Search the listing below for the word "strresponse" and copy each line that holds it.

[Data entries]
§

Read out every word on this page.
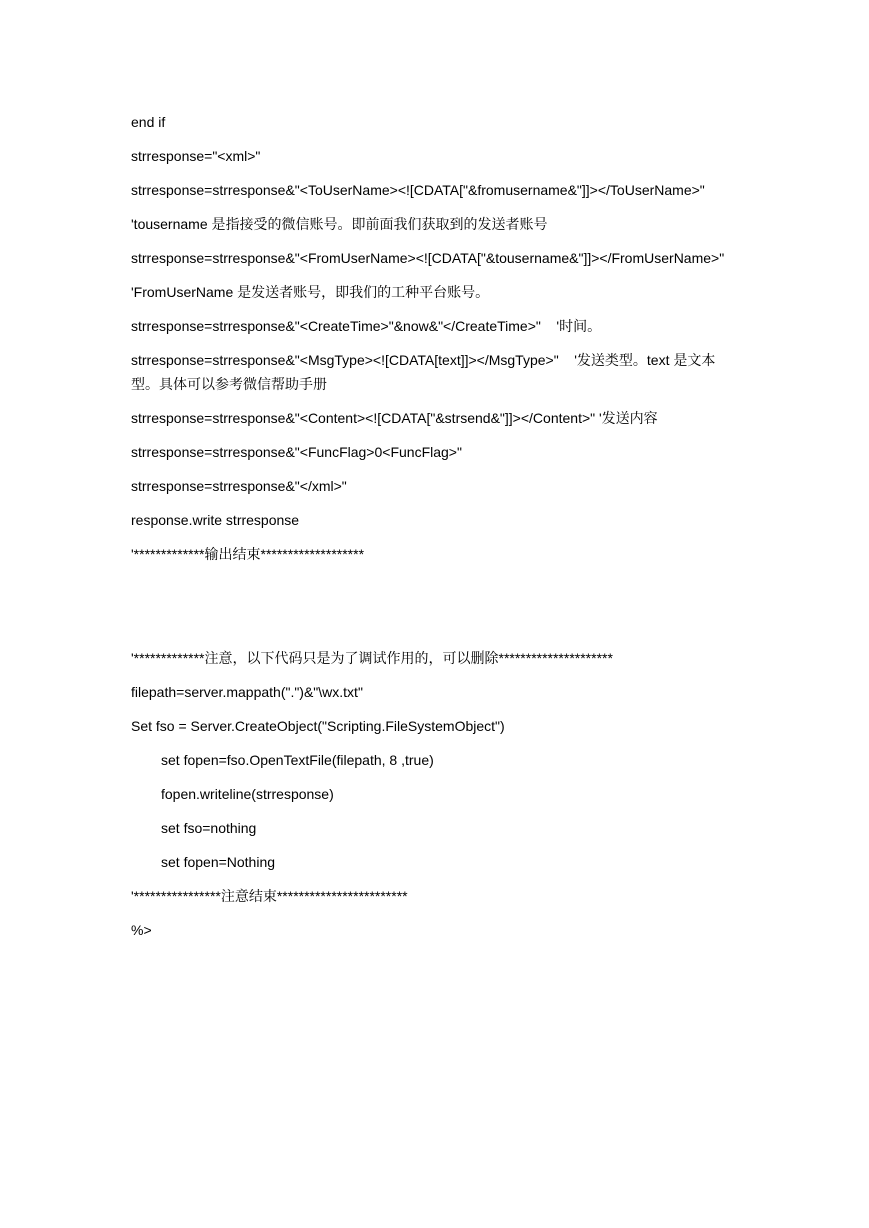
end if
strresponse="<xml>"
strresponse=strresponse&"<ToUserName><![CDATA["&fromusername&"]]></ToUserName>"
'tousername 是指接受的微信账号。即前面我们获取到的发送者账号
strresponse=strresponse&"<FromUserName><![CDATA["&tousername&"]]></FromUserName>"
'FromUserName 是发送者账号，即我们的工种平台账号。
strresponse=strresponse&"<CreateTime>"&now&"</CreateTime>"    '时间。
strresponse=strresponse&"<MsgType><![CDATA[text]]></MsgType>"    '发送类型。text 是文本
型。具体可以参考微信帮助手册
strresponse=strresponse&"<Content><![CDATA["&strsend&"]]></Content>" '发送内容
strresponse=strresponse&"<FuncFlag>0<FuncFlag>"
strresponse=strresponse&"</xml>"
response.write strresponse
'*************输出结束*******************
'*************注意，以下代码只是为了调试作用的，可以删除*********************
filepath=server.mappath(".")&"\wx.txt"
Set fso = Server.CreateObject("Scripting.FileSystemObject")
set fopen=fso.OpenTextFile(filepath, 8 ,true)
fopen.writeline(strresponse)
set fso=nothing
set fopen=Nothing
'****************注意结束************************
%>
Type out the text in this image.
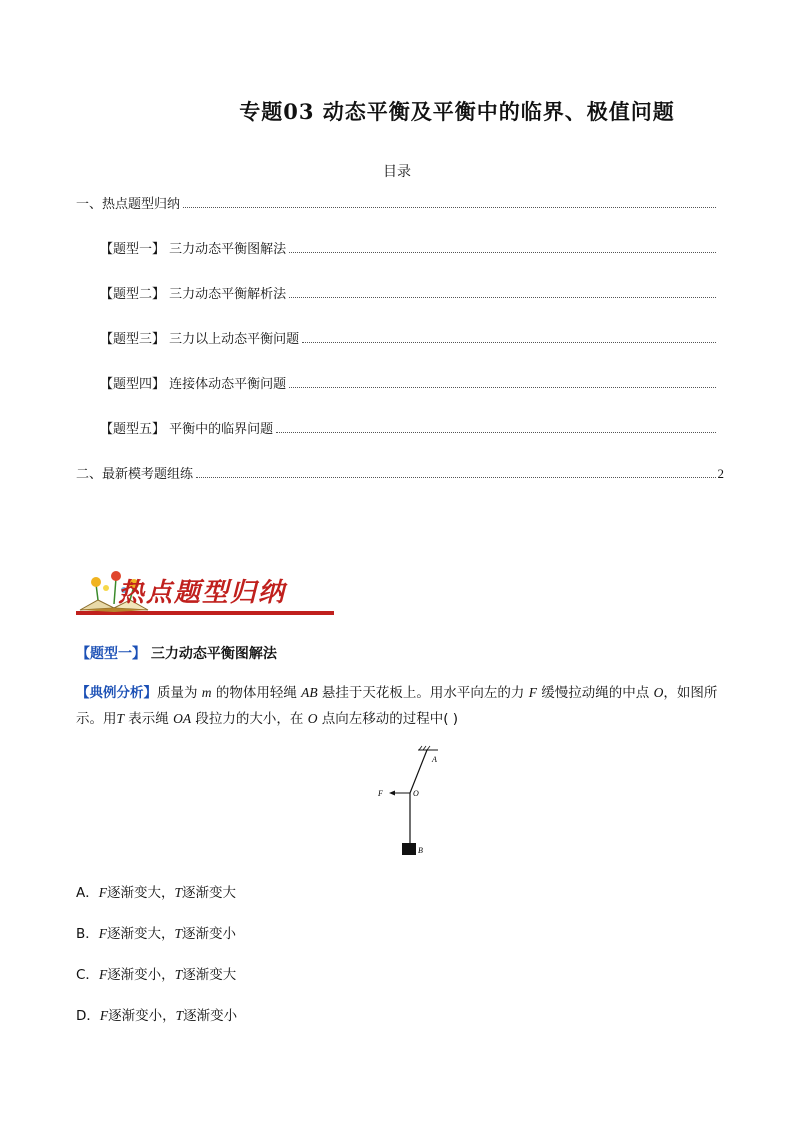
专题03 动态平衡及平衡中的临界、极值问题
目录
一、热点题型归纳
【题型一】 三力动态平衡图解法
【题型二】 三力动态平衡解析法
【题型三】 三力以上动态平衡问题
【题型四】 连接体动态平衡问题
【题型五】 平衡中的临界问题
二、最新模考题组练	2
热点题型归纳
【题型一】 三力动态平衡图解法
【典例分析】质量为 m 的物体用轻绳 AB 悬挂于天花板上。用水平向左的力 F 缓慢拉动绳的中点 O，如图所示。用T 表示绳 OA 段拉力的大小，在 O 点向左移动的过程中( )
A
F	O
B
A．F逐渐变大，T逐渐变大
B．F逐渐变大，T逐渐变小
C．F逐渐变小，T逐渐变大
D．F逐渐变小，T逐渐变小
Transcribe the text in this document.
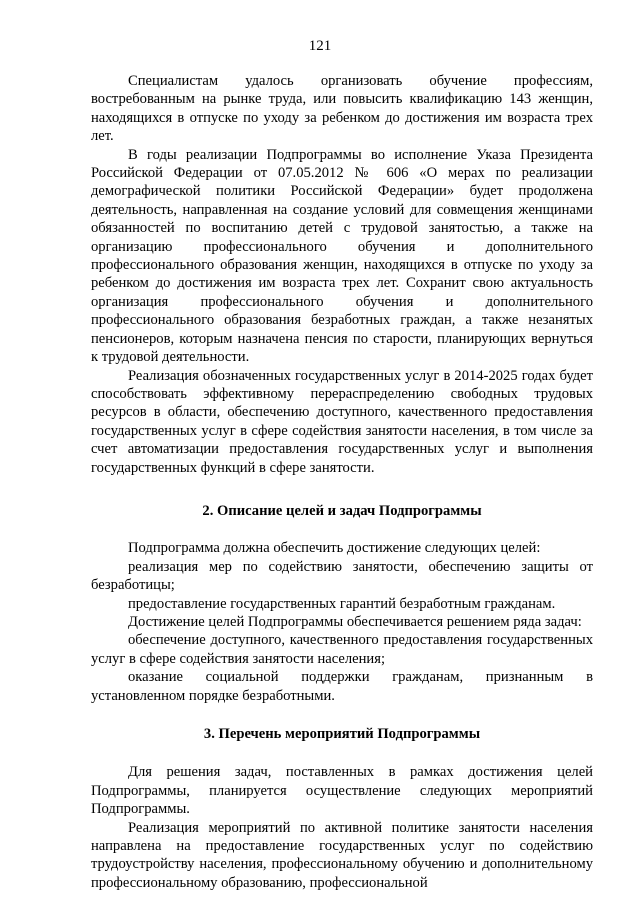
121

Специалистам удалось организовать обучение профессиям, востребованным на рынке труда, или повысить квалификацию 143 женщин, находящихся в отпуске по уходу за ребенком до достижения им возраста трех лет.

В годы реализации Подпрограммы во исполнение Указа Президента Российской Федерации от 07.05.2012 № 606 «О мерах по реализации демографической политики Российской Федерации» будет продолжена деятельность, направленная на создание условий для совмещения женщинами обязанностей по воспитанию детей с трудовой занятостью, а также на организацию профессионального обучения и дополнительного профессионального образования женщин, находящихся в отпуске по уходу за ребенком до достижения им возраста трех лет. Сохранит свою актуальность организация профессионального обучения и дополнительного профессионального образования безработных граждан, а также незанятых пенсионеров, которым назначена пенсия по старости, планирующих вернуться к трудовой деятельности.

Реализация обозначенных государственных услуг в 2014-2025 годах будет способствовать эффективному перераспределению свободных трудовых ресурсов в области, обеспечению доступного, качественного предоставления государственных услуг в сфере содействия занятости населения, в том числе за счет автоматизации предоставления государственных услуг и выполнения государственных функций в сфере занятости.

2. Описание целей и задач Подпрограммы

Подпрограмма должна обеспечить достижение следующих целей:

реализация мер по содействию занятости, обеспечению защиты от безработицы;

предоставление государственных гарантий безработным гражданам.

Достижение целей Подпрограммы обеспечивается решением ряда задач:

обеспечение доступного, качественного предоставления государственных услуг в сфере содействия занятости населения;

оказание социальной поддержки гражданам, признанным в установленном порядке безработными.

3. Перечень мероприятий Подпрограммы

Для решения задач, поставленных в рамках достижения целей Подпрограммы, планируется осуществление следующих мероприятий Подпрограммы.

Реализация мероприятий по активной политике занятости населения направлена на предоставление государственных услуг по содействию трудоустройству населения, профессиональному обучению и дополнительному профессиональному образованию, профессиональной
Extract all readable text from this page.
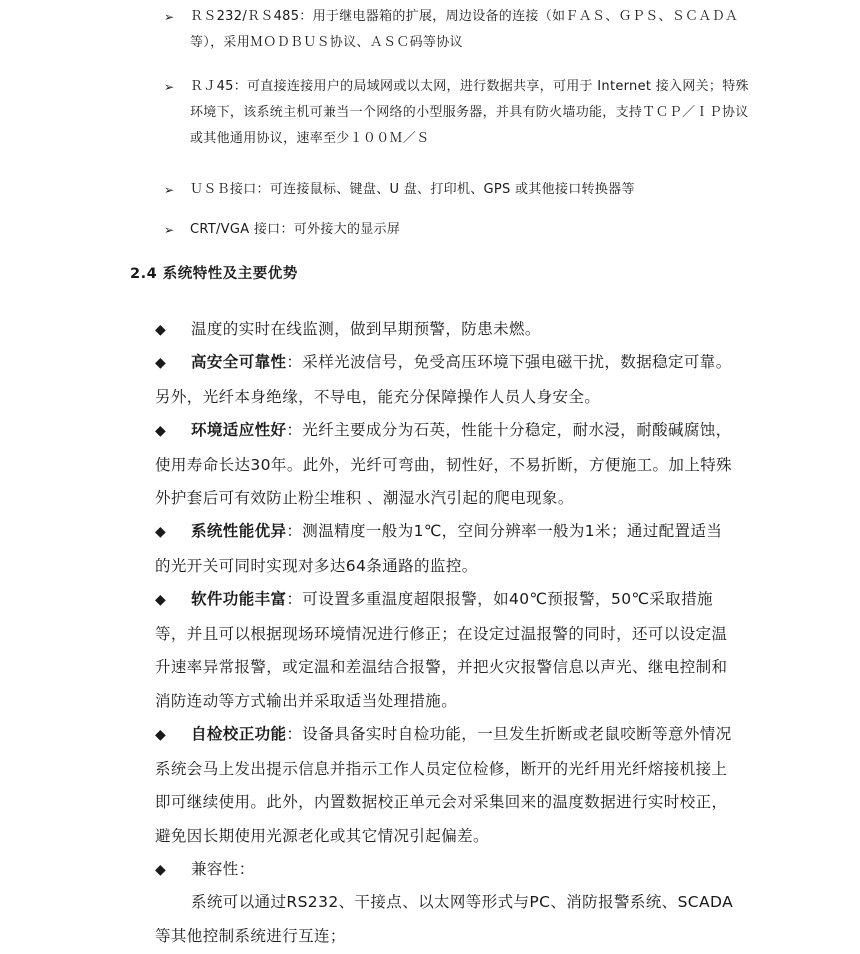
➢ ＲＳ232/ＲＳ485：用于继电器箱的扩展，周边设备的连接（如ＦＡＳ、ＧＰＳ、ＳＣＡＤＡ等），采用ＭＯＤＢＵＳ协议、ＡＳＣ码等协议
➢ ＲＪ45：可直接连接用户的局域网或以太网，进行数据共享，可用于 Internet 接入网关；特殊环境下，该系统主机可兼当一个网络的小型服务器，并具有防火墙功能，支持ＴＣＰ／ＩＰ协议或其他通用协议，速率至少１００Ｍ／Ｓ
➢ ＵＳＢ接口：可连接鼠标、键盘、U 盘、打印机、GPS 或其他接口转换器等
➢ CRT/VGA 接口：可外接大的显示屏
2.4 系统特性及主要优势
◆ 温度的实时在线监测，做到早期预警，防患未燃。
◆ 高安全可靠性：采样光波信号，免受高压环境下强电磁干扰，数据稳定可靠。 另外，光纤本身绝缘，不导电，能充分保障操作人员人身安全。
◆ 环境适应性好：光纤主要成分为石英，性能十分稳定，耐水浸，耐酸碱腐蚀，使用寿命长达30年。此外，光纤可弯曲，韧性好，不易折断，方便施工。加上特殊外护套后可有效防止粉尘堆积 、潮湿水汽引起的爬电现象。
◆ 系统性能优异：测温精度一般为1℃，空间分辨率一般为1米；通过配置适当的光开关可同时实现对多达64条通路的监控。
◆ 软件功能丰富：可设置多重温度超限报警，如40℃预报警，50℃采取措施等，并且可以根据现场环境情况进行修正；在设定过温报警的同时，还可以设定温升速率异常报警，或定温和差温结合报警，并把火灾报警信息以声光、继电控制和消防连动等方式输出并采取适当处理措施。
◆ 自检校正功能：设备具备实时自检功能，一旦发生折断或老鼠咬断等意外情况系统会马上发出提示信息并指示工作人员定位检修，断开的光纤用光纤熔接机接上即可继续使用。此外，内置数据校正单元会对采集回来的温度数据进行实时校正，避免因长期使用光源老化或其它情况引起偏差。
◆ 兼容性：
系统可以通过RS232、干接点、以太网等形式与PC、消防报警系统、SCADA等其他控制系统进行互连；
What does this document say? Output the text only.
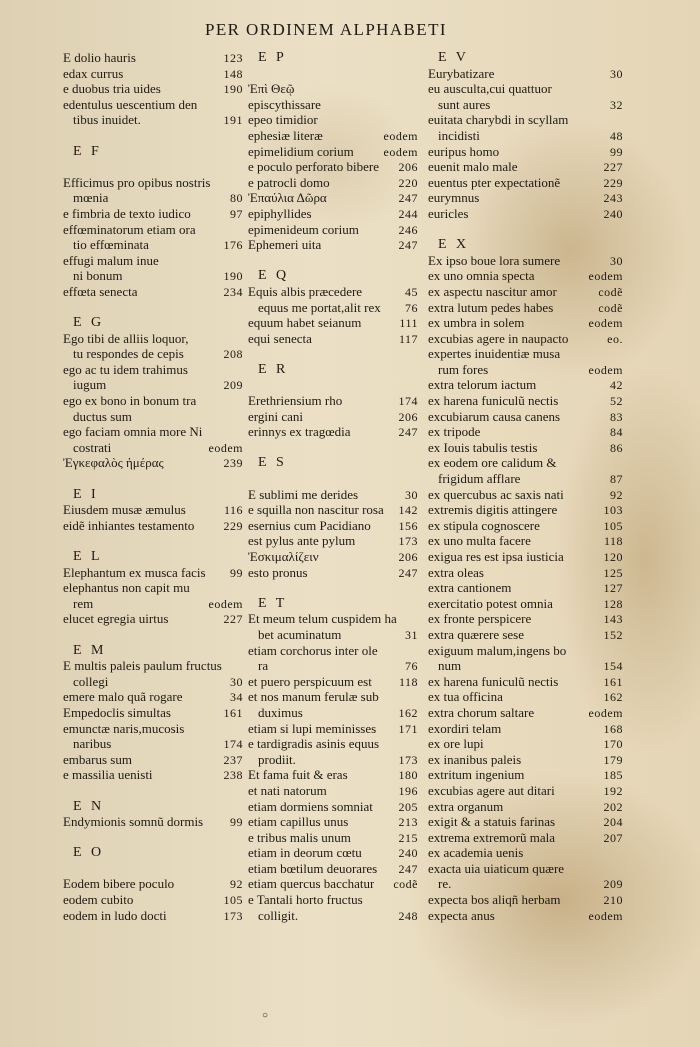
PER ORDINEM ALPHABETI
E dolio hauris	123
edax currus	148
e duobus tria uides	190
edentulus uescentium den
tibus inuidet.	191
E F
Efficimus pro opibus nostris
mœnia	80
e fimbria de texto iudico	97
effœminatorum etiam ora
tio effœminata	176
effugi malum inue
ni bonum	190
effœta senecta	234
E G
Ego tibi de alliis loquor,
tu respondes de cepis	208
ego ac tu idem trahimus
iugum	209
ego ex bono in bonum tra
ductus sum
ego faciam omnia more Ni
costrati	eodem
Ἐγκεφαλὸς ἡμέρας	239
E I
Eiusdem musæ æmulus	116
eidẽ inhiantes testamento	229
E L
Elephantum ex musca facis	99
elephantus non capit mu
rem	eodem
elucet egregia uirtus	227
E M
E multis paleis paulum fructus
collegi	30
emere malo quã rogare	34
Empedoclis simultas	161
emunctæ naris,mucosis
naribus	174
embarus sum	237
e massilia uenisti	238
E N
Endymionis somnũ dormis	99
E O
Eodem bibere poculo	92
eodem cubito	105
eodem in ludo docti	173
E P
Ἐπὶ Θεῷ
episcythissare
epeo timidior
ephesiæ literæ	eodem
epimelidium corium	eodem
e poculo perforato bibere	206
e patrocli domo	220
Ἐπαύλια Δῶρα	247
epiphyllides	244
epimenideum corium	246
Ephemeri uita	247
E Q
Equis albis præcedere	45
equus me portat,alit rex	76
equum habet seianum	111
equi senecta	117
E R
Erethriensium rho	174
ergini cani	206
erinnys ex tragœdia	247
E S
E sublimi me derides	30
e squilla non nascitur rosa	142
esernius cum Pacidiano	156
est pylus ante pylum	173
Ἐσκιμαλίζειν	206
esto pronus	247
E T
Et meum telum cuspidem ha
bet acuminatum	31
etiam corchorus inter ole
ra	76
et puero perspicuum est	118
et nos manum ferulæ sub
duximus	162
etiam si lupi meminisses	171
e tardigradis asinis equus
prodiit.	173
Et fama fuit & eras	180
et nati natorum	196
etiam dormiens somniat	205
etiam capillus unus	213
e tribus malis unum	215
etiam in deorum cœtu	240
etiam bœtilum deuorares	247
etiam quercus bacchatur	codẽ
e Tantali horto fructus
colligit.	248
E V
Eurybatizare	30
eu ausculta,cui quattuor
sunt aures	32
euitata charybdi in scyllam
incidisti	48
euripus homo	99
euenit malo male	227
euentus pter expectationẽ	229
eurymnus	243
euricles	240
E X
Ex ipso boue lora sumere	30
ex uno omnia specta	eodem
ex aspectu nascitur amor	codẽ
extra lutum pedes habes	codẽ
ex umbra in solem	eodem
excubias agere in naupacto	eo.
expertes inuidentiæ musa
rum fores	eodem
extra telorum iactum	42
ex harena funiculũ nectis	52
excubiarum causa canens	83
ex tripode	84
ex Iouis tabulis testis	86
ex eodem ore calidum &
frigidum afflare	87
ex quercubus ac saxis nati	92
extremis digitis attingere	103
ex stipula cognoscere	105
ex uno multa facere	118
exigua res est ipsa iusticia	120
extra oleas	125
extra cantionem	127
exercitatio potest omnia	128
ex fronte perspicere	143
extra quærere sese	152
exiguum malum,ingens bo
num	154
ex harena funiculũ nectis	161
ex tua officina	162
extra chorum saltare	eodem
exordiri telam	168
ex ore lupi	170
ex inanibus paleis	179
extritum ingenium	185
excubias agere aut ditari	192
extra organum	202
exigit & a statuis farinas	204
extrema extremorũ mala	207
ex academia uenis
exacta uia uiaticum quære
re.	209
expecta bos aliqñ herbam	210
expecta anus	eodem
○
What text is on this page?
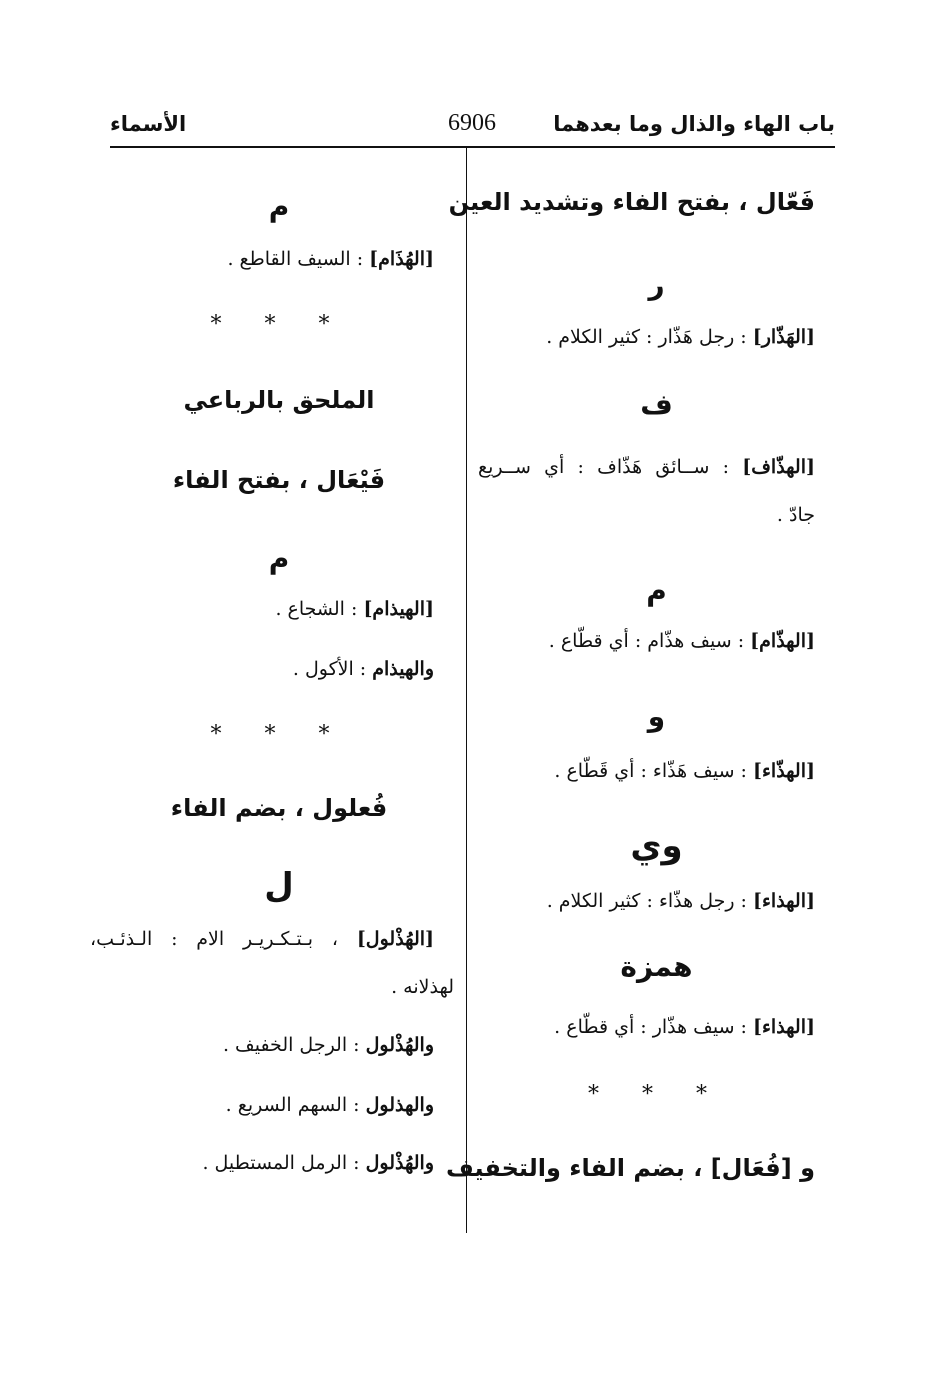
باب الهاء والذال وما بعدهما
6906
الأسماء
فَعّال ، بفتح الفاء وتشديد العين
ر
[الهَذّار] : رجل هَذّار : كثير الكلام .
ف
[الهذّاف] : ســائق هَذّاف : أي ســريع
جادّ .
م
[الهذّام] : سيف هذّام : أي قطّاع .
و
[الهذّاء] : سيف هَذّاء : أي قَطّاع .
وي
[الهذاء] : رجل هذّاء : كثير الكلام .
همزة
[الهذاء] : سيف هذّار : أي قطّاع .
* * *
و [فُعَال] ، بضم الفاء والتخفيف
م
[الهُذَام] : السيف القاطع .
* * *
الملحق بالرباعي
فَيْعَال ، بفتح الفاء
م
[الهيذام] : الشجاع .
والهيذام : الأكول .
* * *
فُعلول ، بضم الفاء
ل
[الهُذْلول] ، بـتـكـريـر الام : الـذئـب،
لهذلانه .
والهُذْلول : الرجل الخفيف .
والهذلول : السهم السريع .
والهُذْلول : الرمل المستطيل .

§

### Finished task
strresponse="<xml>"
strresponse=strresponse&"<ToUserName><![CDATA["&fromusername&"]]></ToUserName>"
strresponse=strresponse&"<FromUserName><![CDATA["&tousername&"]]></FromUserName>"
strresponse=strresponse&"<CreateTime>"&now&"</CreateTime>"    '时间。
strresponse=strresponse&"<MsgType><![CDATA[text]]></MsgType>"    '发送类型。text 是文本
strresponse=strresponse&"<Content><![CDATA["&strsend&"]]></Content>" '发送内容
strresponse=strresponse&"<FuncFlag>0<FuncFlag>"
strresponse=strresponse&"</xml>"
response.write strresponse
fopen.writeline(strresponse)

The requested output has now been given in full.